◆ DIRECTIONS FOR THIS TASK:
Without the images, write out all of the following entries exactly.

........

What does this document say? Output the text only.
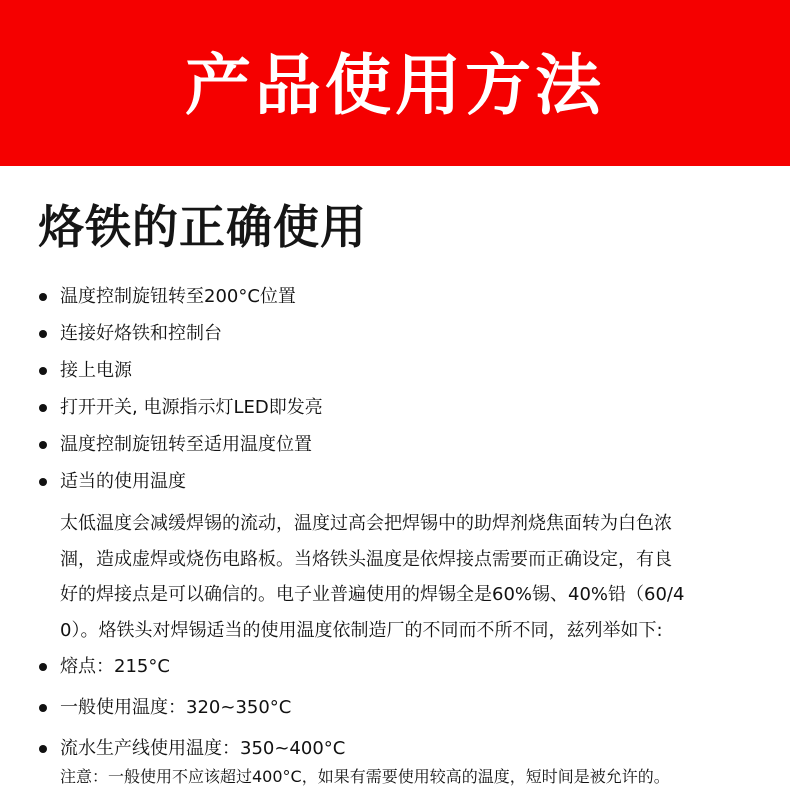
产品使用方法
烙铁的正确使用
温度控制旋钮转至200°C位置
连接好烙铁和控制台
接上电源
打开开关, 电源指示灯LED即发亮
温度控制旋钮转至适用温度位置
适当的使用温度
太低温度会减缓焊锡的流动，温度过高会把焊锡中的助焊剂烧焦面转为白色浓
涸，造成虚焊或烧伤电路板。当烙铁头温度是依焊接点需要而正确设定，有良
好的焊接点是可以确信的。电子业普遍使用的焊锡全是60%锡、40%铅（60/4
0）。烙铁头对焊锡适当的使用温度依制造厂的不同而不所不同，兹列举如下:
熔点：215°C
一般使用温度：320~350°C
流水生产线使用温度：350~400°C
注意：一般使用不应该超过400°C，如果有需要使用较高的温度，短时间是被允许的。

........

◆ TASK RESPONSE:
What does this document say? Output the text only.
产品使用方法
烙铁的正确使用
温度控制旋钮转至200°C位置
连接好烙铁和控制台
接上电源
打开开关, 电源指示灯LED即发亮
温度控制旋钮转至适用温度位置
适当的使用温度
太低温度会减缓焊锡的流动，温度过高会把焊锡中的助焊剂烧焦面转为白色浓
涸，造成虚焊或烧伤电路板。当烙铁头温度是依焊接点需要而正确设定，有良
好的焊接点是可以确信的。电子业普遍使用的焊锡全是60%锡、40%铅（60/4
0）。烙铁头对焊锡适当的使用温度依制造厂的不同而不所不同，兹列举如下:
熔点：215°C
一般使用温度：320~350°C
流水生产线使用温度：350~400°C
注意：一般使用不应该超过400°C，如果有需要使用较高的温度，短时间是被允许的。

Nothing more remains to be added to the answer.